**TASK GOAL**
Each entry must be given again exactly; images do not belong in the copy.

**DATASET RECORDS**
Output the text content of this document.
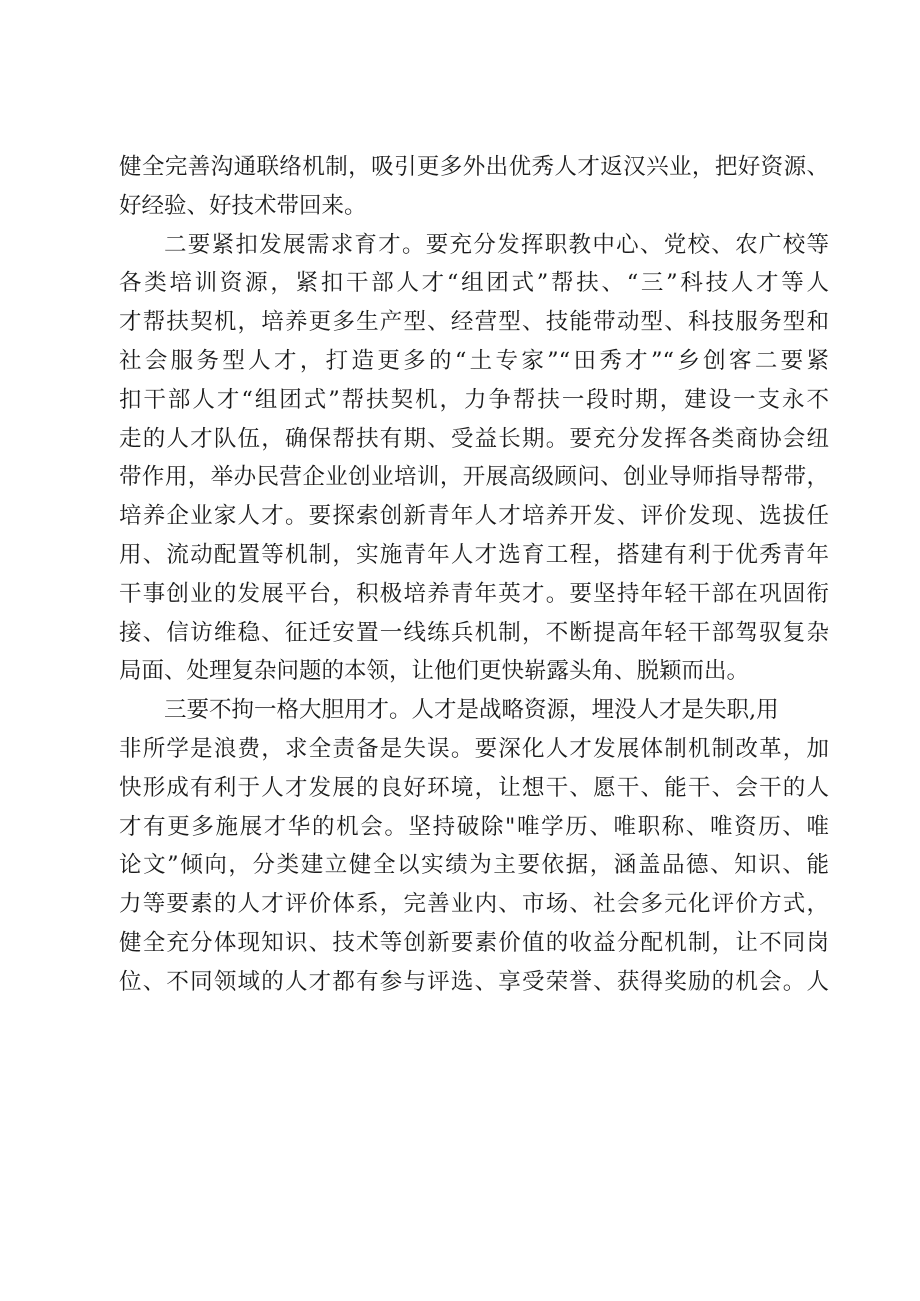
健全完善沟通联络机制，吸引更多外出优秀人才返汉兴业，把好资源、
好经验、好技术带回来。
二要紧扣发展需求育才。要充分发挥职教中心、党校、农广校等
各类培训资源，紧扣干部人才“组团式”帮扶、“三”科技人才等人
才帮扶契机，培养更多生产型、经营型、技能带动型、科技服务型和
社会服务型人才，打造更多的“土专家”“田秀才”“乡创客二要紧
扣干部人才“组团式”帮扶契机，力争帮扶一段时期，建设一支永不
走的人才队伍，确保帮扶有期、受益长期。要充分发挥各类商协会纽
带作用，举办民营企业创业培训，开展高级顾问、创业导师指导帮带，
培养企业家人才。要探索创新青年人才培养开发、评价发现、选拔任
用、流动配置等机制，实施青年人才选育工程，搭建有利于优秀青年
干事创业的发展平台，积极培养青年英才。要坚持年轻干部在巩固衔
接、信访维稳、征迁安置一线练兵机制，不断提高年轻干部驾驭复杂
局面、处理复杂问题的本领，让他们更快崭露头角、脱颖而出。
三要不拘一格大胆用才。人才是战略资源，埋没人才是失职,用
非所学是浪费，求全责备是失误。要深化人才发展体制机制改革，加
快形成有利于人才发展的良好环境，让想干、愿干、能干、会干的人
才有更多施展才华的机会。坚持破除"唯学历、唯职称、唯资历、唯
论文”倾向，分类建立健全以实绩为主要依据，涵盖品德、知识、能
力等要素的人才评价体系，完善业内、市场、社会多元化评价方式，
健全充分体现知识、技术等创新要素价值的收益分配机制，让不同岗
位、不同领域的人才都有参与评选、享受荣誉、获得奖励的机会。人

**EXERCISE RESPONSE**
Output the text content of this document.
健全完善沟通联络机制，吸引更多外出优秀人才返汉兴业，把好资源、
好经验、好技术带回来。
二要紧扣发展需求育才。要充分发挥职教中心、党校、农广校等
各类培训资源，紧扣干部人才“组团式”帮扶、“三”科技人才等人
才帮扶契机，培养更多生产型、经营型、技能带动型、科技服务型和
社会服务型人才，打造更多的“土专家”“田秀才”“乡创客二要紧
扣干部人才“组团式”帮扶契机，力争帮扶一段时期，建设一支永不
走的人才队伍，确保帮扶有期、受益长期。要充分发挥各类商协会纽
带作用，举办民营企业创业培训，开展高级顾问、创业导师指导帮带，
培养企业家人才。要探索创新青年人才培养开发、评价发现、选拔任
用、流动配置等机制，实施青年人才选育工程，搭建有利于优秀青年
干事创业的发展平台，积极培养青年英才。要坚持年轻干部在巩固衔
接、信访维稳、征迁安置一线练兵机制，不断提高年轻干部驾驭复杂
局面、处理复杂问题的本领，让他们更快崭露头角、脱颖而出。
三要不拘一格大胆用才。人才是战略资源，埋没人才是失职,用
非所学是浪费，求全责备是失误。要深化人才发展体制机制改革，加
快形成有利于人才发展的良好环境，让想干、愿干、能干、会干的人
才有更多施展才华的机会。坚持破除"唯学历、唯职称、唯资历、唯
论文”倾向，分类建立健全以实绩为主要依据，涵盖品德、知识、能
力等要素的人才评价体系，完善业内、市场、社会多元化评价方式，
健全充分体现知识、技术等创新要素价值的收益分配机制，让不同岗
位、不同领域的人才都有参与评选、享受荣誉、获得奖励的机会。人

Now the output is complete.